Reproduce, character for character, every line in the items below, from the line containing "legend-text: Baseline NL, 56.5" down to the line containing "data-point (750, 329, 763, 342)", including both of those lines.
* Begin SOURCE DATA *
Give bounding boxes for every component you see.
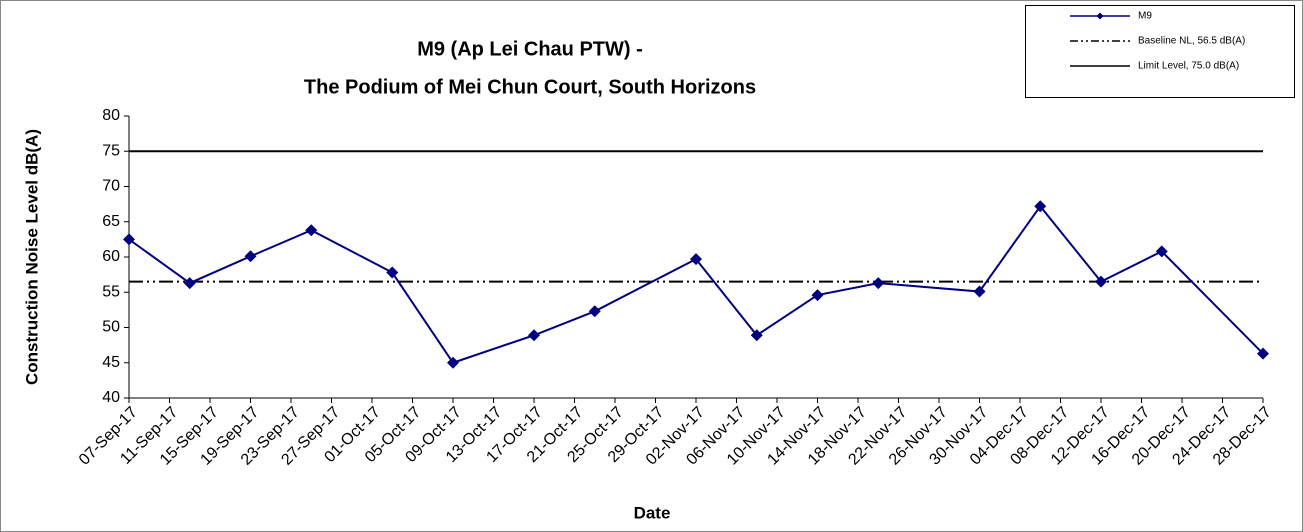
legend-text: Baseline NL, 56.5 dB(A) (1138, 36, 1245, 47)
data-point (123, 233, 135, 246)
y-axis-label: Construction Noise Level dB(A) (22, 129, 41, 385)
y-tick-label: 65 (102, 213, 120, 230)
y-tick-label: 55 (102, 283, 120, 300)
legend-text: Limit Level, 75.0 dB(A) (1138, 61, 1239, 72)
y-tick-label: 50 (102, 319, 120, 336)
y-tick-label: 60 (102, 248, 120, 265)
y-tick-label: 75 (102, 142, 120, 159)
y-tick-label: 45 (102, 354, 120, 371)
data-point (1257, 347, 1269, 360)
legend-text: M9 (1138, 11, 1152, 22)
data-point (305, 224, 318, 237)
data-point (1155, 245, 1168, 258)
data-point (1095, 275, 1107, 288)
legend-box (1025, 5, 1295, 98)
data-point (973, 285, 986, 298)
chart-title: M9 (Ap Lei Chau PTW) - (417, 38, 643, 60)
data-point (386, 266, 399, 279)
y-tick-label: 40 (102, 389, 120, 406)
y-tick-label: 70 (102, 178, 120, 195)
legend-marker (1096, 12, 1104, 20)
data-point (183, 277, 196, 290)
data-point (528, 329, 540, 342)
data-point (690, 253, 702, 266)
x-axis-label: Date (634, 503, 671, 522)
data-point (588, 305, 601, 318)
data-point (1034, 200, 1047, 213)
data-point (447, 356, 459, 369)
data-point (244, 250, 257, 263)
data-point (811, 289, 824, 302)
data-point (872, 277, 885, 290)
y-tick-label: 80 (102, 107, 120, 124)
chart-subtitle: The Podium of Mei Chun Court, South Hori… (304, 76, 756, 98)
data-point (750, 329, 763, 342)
* End SOURCE DATA *
* Begin SOURCE DATA *
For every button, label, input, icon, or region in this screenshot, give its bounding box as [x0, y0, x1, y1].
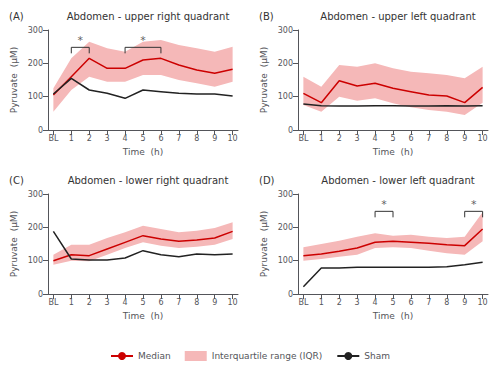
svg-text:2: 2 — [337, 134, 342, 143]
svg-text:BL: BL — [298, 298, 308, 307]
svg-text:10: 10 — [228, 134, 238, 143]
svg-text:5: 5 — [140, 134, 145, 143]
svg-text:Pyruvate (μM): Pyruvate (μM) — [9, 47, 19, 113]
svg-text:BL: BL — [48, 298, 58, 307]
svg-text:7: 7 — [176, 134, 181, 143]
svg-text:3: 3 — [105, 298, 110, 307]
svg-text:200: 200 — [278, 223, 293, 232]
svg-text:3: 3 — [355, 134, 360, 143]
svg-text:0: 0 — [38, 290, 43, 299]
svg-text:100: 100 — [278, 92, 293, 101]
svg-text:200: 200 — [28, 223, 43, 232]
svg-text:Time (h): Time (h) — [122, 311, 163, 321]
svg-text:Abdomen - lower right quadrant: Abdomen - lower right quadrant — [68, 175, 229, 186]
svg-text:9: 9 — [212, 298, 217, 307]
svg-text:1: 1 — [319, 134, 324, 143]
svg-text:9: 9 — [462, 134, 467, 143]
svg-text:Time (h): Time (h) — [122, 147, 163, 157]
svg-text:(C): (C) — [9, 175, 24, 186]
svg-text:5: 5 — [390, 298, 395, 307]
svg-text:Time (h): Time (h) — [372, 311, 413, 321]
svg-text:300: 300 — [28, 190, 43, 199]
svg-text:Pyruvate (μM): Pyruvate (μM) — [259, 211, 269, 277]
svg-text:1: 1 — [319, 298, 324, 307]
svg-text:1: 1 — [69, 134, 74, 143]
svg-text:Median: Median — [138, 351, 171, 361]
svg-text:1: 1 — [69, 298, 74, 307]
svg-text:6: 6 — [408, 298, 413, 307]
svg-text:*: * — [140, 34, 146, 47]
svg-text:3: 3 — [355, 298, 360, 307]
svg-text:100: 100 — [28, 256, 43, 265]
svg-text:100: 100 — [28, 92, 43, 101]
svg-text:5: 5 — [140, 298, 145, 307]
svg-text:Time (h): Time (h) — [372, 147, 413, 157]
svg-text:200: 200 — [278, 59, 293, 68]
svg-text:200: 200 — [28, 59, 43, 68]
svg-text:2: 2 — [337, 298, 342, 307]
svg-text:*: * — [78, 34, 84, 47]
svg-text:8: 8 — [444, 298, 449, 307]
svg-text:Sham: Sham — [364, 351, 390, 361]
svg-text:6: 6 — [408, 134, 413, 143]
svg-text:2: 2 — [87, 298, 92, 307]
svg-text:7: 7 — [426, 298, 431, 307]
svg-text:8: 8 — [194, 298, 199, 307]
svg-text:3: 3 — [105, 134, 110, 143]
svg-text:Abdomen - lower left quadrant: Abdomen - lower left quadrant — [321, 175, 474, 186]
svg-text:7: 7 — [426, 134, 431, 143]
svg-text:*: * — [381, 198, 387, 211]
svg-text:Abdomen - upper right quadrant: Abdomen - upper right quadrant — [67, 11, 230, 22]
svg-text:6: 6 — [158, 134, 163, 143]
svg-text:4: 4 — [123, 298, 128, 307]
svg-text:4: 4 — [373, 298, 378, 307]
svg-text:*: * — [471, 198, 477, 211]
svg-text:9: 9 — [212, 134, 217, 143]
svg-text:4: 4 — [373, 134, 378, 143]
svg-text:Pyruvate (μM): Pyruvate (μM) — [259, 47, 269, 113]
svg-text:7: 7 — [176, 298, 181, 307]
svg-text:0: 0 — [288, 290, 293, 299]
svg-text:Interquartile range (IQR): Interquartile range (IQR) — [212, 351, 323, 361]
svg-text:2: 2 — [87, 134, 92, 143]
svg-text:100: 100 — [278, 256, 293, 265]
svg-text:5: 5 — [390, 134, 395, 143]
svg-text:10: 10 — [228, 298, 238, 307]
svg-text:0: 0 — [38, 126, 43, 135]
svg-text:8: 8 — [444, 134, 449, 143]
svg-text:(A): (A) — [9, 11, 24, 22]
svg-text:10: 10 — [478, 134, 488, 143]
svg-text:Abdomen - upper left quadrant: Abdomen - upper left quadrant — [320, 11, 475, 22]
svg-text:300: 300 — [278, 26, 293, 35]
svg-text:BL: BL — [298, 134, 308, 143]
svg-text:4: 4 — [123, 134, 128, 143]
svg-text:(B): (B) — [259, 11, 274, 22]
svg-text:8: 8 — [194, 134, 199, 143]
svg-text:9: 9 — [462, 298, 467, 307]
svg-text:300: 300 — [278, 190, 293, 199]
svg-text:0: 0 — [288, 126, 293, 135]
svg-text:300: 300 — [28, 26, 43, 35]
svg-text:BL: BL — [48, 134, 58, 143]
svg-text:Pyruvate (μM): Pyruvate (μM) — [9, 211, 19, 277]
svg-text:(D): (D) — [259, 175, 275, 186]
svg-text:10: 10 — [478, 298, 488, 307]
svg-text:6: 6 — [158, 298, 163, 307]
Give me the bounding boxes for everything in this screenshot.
* End SOURCE DATA *
RESULT FOR THIS EXERCISE —
legend-text: Baseline NL, 56.5 dB(A) (1138, 36, 1245, 47)
data-point (123, 233, 135, 246)
y-axis-label: Construction Noise Level dB(A) (22, 129, 41, 385)
y-tick-label: 65 (102, 213, 120, 230)
y-tick-label: 55 (102, 283, 120, 300)
legend-text: Limit Level, 75.0 dB(A) (1138, 61, 1239, 72)
y-tick-label: 50 (102, 319, 120, 336)
y-tick-label: 60 (102, 248, 120, 265)
y-tick-label: 75 (102, 142, 120, 159)
y-tick-label: 45 (102, 354, 120, 371)
data-point (1257, 347, 1269, 360)
legend-text: M9 (1138, 11, 1152, 22)
data-point (305, 224, 318, 237)
data-point (1155, 245, 1168, 258)
data-point (1095, 275, 1107, 288)
legend-box (1025, 5, 1295, 98)
data-point (973, 285, 986, 298)
chart-title: M9 (Ap Lei Chau PTW) - (417, 38, 643, 60)
data-point (386, 266, 399, 279)
y-tick-label: 40 (102, 389, 120, 406)
y-tick-label: 70 (102, 178, 120, 195)
legend-marker (1096, 12, 1104, 20)
data-point (183, 277, 196, 290)
data-point (528, 329, 540, 342)
data-point (690, 253, 702, 266)
x-axis-label: Date (634, 503, 671, 522)
data-point (588, 305, 601, 318)
data-point (1034, 200, 1047, 213)
data-point (447, 356, 459, 369)
data-point (244, 250, 257, 263)
data-point (811, 289, 824, 302)
data-point (872, 277, 885, 290)
y-tick-label: 80 (102, 107, 120, 124)
chart-subtitle: The Podium of Mei Chun Court, South Hori… (304, 76, 756, 98)
data-point (750, 329, 763, 342)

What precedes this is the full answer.